Dataset records:
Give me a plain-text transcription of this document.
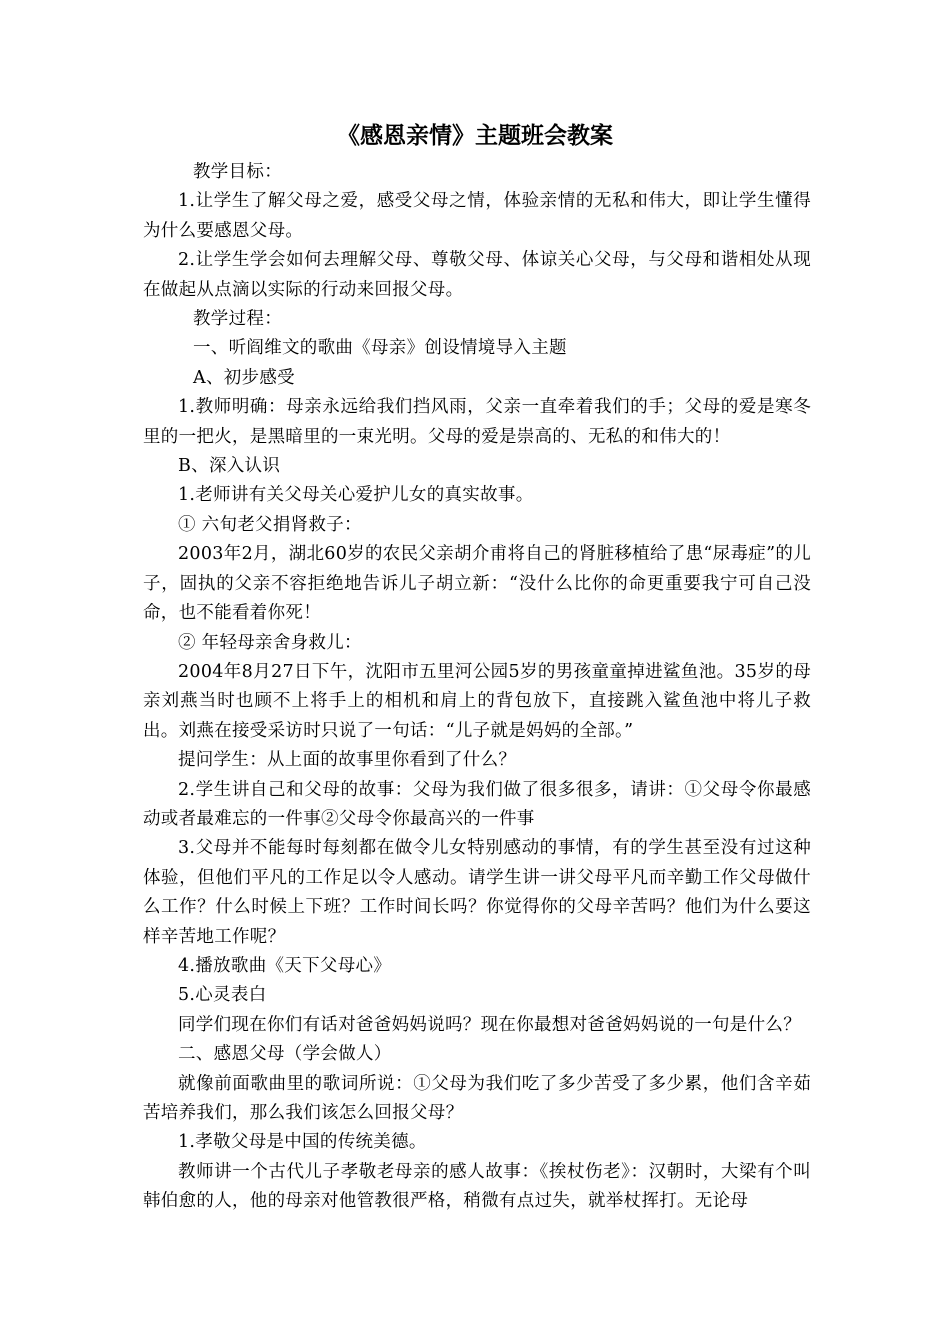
《感恩亲情》主题班会教案

教学目标：

1.让学生了解父母之爱，感受父母之情，体验亲情的无私和伟大，即让学生懂得为什么要感恩父母。

2.让学生学会如何去理解父母、尊敬父母、体谅关心父母，与父母和谐相处从现在做起从点滴以实际的行动来回报父母。

教学过程：

一、听阎维文的歌曲《母亲》创设情境导入主题

A、初步感受

1.教师明确：母亲永远给我们挡风雨，父亲一直牵着我们的手；父母的爱是寒冬里的一把火，是黑暗里的一束光明。父母的爱是崇高的、无私的和伟大的！

B、深入认识

1.老师讲有关父母关心爱护儿女的真实故事。

① 六旬老父捐肾救子：

2003年2月，湖北60岁的农民父亲胡介甫将自己的肾脏移植给了患“尿毒症”的儿子，固执的父亲不容拒绝地告诉儿子胡立新：“没什么比你的命更重要我宁可自己没命，也不能看着你死！

② 年轻母亲舍身救儿：

2004年8月27日下午，沈阳市五里河公园5岁的男孩童童掉进鲨鱼池。35岁的母亲刘燕当时也顾不上将手上的相机和肩上的背包放下，直接跳入鲨鱼池中将儿子救出。刘燕在接受采访时只说了一句话：“儿子就是妈妈的全部。”

提问学生：从上面的故事里你看到了什么？

2.学生讲自己和父母的故事：父母为我们做了很多很多，请讲：①父母令你最感动或者最难忘的一件事②父母令你最高兴的一件事

3.父母并不能每时每刻都在做令儿女特别感动的事情，有的学生甚至没有过这种体验，但他们平凡的工作足以令人感动。请学生讲一讲父母平凡而辛勤工作父母做什么工作？什么时候上下班？工作时间长吗？你觉得你的父母辛苦吗？他们为什么要这样辛苦地工作呢？

4.播放歌曲《天下父母心》

5.心灵表白

同学们现在你们有话对爸爸妈妈说吗？现在你最想对爸爸妈妈说的一句是什么？

二、感恩父母（学会做人）

就像前面歌曲里的歌词所说：①父母为我们吃了多少苦受了多少累，他们含辛茹苦培养我们，那么我们该怎么回报父母？

1.孝敬父母是中国的传统美德。

教师讲一个古代儿子孝敬老母亲的感人故事：《挨杖伤老》：汉朝时，大梁有个叫韩伯愈的人，他的母亲对他管教很严格，稍微有点过失，就举杖挥打。无论母
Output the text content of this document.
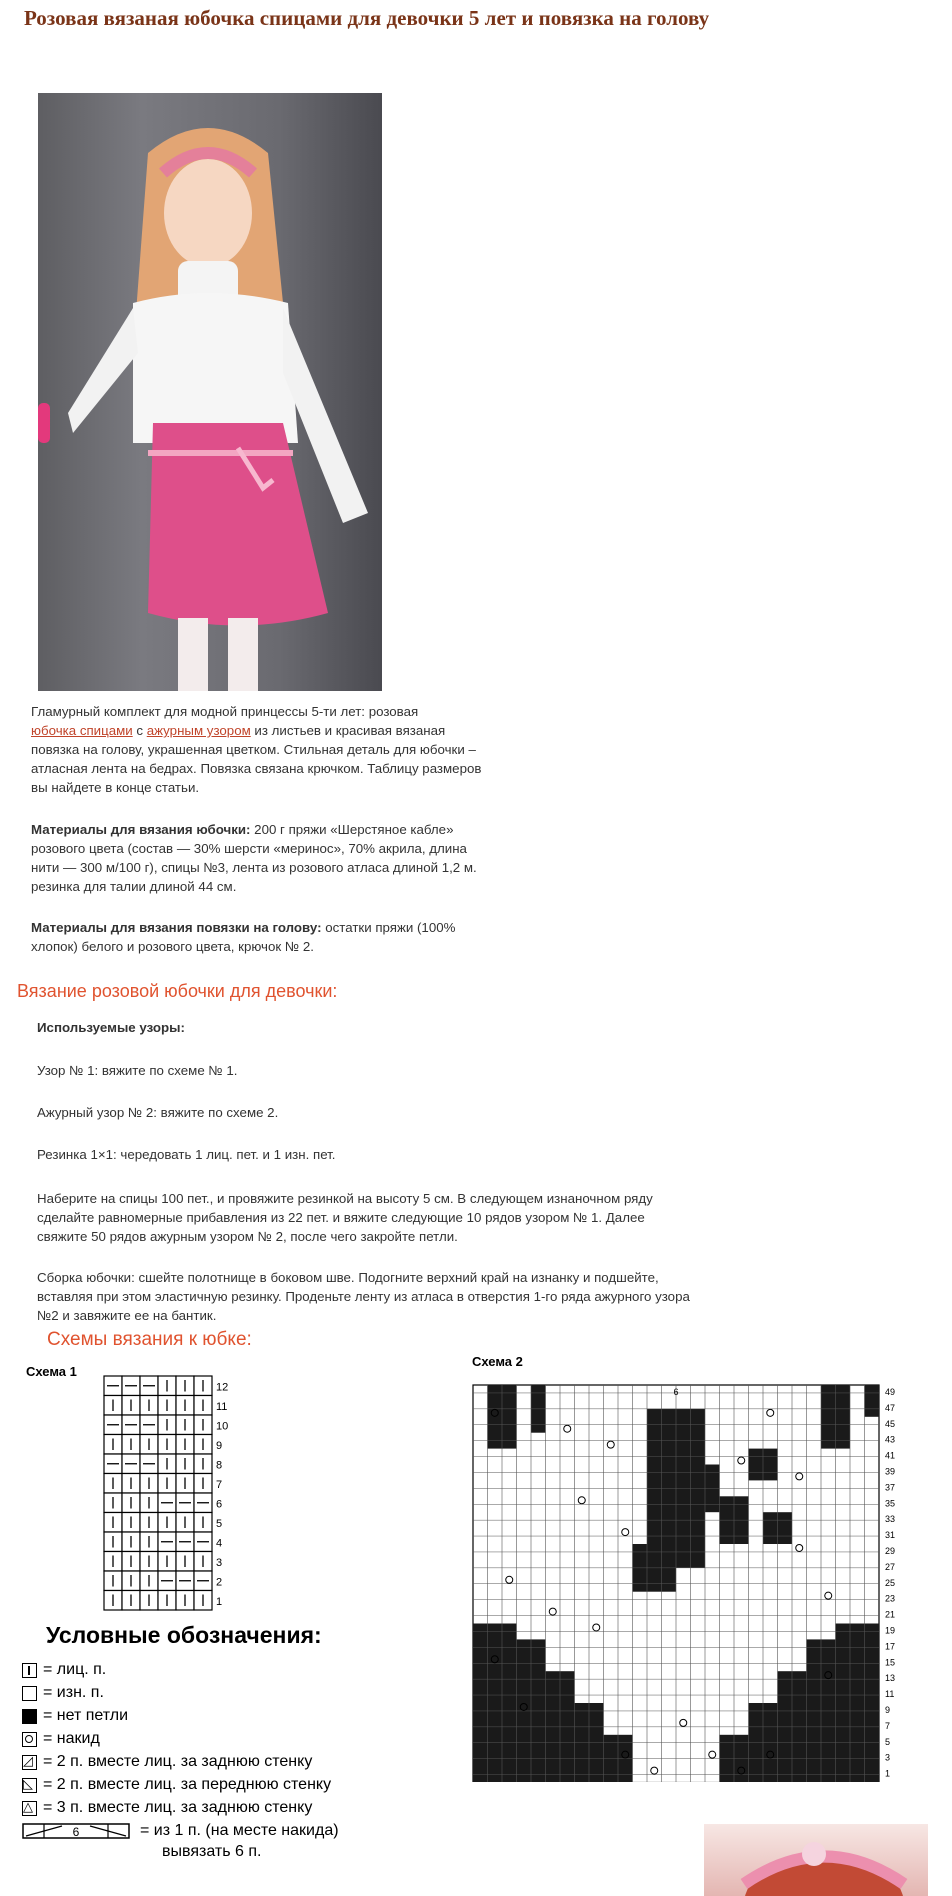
Розовая вязаная юбочка спицами для девочки 5 лет и повязка на голову

Гламурный комплект для модной принцессы 5-ти лет: розовая
юбочка спицами с ажурным узором из листьев и красивая вязаная повязка на голову, украшенная цветком. Стильная деталь для юбочки – атласная лента на бедрах. Повязка связана крючком. Таблицу размеров вы найдете в конце статьи.

Материалы для вязания юбочки: 200 г пряжи «Шерстяное кабле» розового цвета (состав — 30% шерсти «меринос», 70% акрила, длина нити — 300 м/100 г), спицы №3, лента из розового атласа длиной 1,2 м. резинка для талии длиной 44 см.

Материалы для вязания повязки на голову: остатки пряжи (100% хлопок) белого и розового цвета, крючок № 2.

Вязание розовой юбочки для девочки:

Используемые узоры:

Узор № 1: вяжите по схеме № 1.

Ажурный узор № 2: вяжите по схеме 2.

Резинка 1×1: чередовать 1 лиц. пет. и 1 изн. пет.

Наберите на спицы 100 пет., и провяжите резинкой на высоту 5 см. В следующем изнаночном ряду сделайте равномерные прибавления из 22 пет. и вяжите следующие 10 рядов узором № 1. Далее свяжите 50 рядов ажурным узором № 2, после чего закройте петли.

Сборка юбочки: сшейте полотнище в боковом шве. Подогните верхний край на изнанку и подшейте, вставляя при этом эластичную резинку. Проденьте ленту из атласа в отверстия 1-го ряда ажурного узора №2 и завяжите ее на бантик.

Схемы вязания к юбке:
Схема 1
12
11
10
9
8
7
6
5
4
3
2
1
Схема 2
6	49
47
45
43
41
39
37
35
33
31
29
27
25
23
21
19
17
15
13
11
9
7
5
3
1
Условные обозначения:
= лиц. п.
= изн. п.
= нет петли
= накид
◿
= 2 п. вместе лиц. за заднюю стенку
◺
= 2 п. вместе лиц. за переднюю стенку
△
= 3 п. вместе лиц. за заднюю стенку
6	= из 1 п. (на месте накида)
вывязать 6 п.
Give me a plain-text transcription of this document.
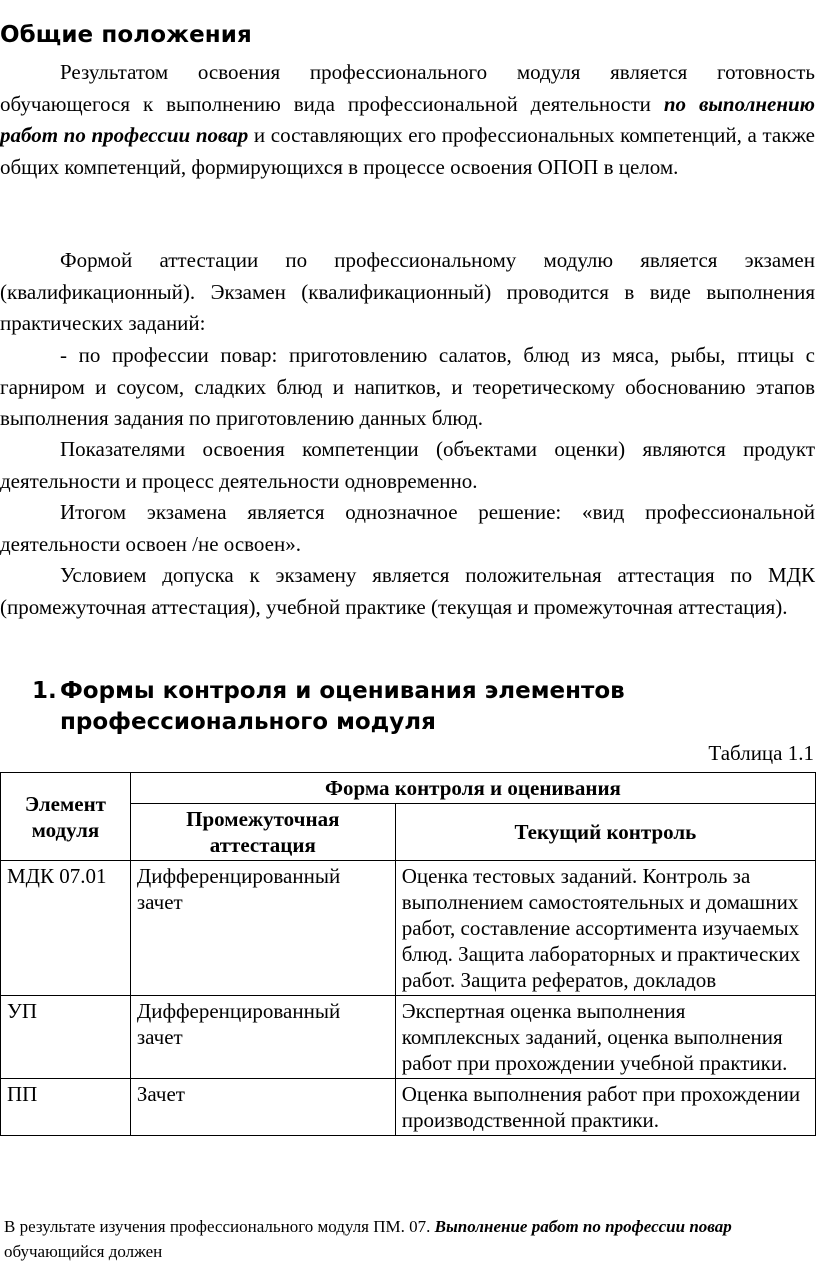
Общие положения
Результатом освоения профессионального модуля является готовность обучающегося к выполнению вида профессиональной деятельности по выполнению работ по профессии повар и составляющих его профессиональных компетенций, а также общих компетенций, формирующихся в процессе освоения ОПОП в целом.
Формой аттестации по профессиональному модулю является экзамен (квалификационный). Экзамен (квалификационный) проводится в виде выполнения практических заданий:
- по профессии повар: приготовлению салатов, блюд из мяса, рыбы, птицы с гарниром и соусом, сладких блюд и напитков, и теоретическому обоснованию этапов выполнения задания по приготовлению данных блюд.
Показателями освоения компетенции (объектами оценки) являются продукт деятельности и процесс деятельности одновременно.
Итогом экзамена является однозначное решение: «вид профессиональной деятельности освоен /не освоен».
Условием допуска к экзамену является положительная аттестация по МДК (промежуточная аттестация), учебной практике (текущая и промежуточная аттестация).
1. Формы контроля и оценивания элементов
профессионального модуля
Таблица 1.1
Элемент модуля	Форма контроля и оценивания	
	Промежуточная аттестация	Текущий контроль
МДК 07.01	Дифференцированный зачет	Оценка тестовых заданий. Контроль за выполнением самостоятельных и домашних работ, составление ассортимента изучаемых блюд. Защита лабораторных и практических работ. Защита рефератов, докладов
УП	Дифференцированный зачет	Экспертная оценка выполнения комплексных заданий, оценка выполнения работ при прохождении учебной практики.
ПП	Зачет	Оценка выполнения работ при прохождении производственной практики.
В результате изучения профессионального модуля ПМ. 07. Выполнение работ по профессии повар обучающийся должен
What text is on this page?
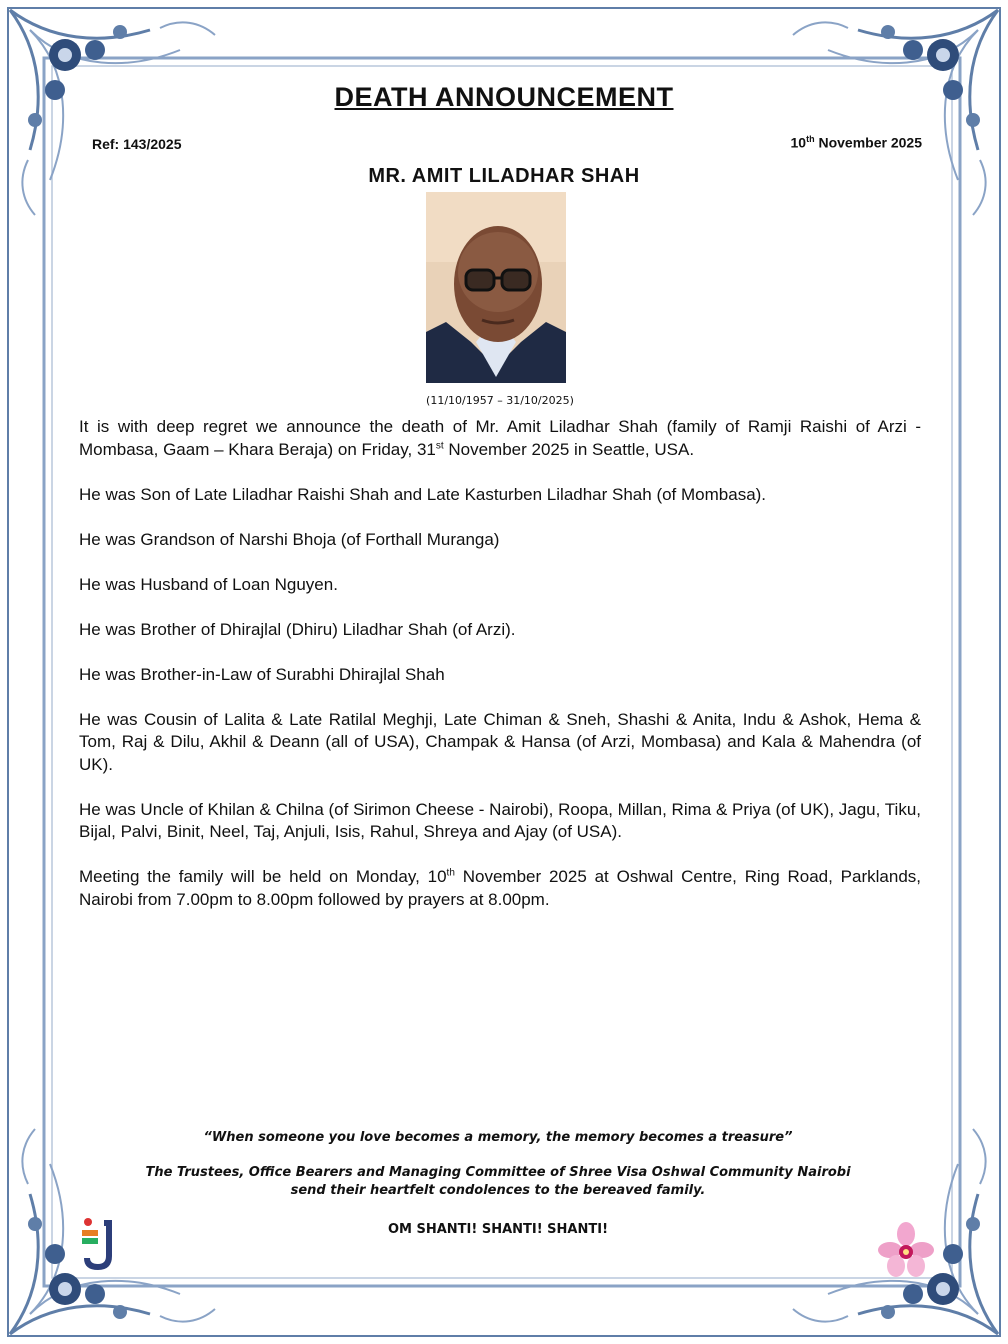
DEATH ANNOUNCEMENT
Ref: 143/2025	10th November 2025
MR. AMIT LILADHAR SHAH
(11/10/1957 – 31/10/2025)

It is with deep regret we announce the death of Mr. Amit Liladhar Shah (family of Ramji Raishi of Arzi - Mombasa, Gaam – Khara Beraja) on Friday, 31st November 2025 in Seattle, USA.

He was Son of Late Liladhar Raishi Shah and Late Kasturben Liladhar Shah (of Mombasa).

He was Grandson of Narshi Bhoja (of Forthall Muranga)

He was Husband of Loan Nguyen.

He was Brother of Dhirajlal (Dhiru) Liladhar Shah (of Arzi).

He was Brother-in-Law of Surabhi Dhirajlal Shah

He was Cousin of Lalita & Late Ratilal Meghji, Late Chiman & Sneh, Shashi & Anita, Indu & Ashok, Hema & Tom, Raj & Dilu, Akhil & Deann (all of USA), Champak & Hansa (of Arzi, Mombasa) and Kala & Mahendra (of UK).

He was Uncle of Khilan & Chilna (of Sirimon Cheese - Nairobi), Roopa, Millan, Rima & Priya (of UK), Jagu, Tiku, Bijal, Palvi, Binit, Neel, Taj, Anjuli, Isis, Rahul, Shreya and Ajay (of USA).

Meeting the family will be held on Monday, 10th November 2025 at Oshwal Centre, Ring Road, Parklands, Nairobi from 7.00pm to 8.00pm followed by prayers at 8.00pm.

“When someone you love becomes a memory, the memory becomes a treasure”
The Trustees, Office Bearers and Managing Committee of Shree Visa Oshwal Community Nairobi
send their heartfelt condolences to the bereaved family.
OM SHANTI! SHANTI! SHANTI!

◆ WHAT THE TASK REQUIRES ◆
Report how many lines of the data contain the word "пряжи", using the number alone.

◆ PROBLEM SOLUTION ◆
2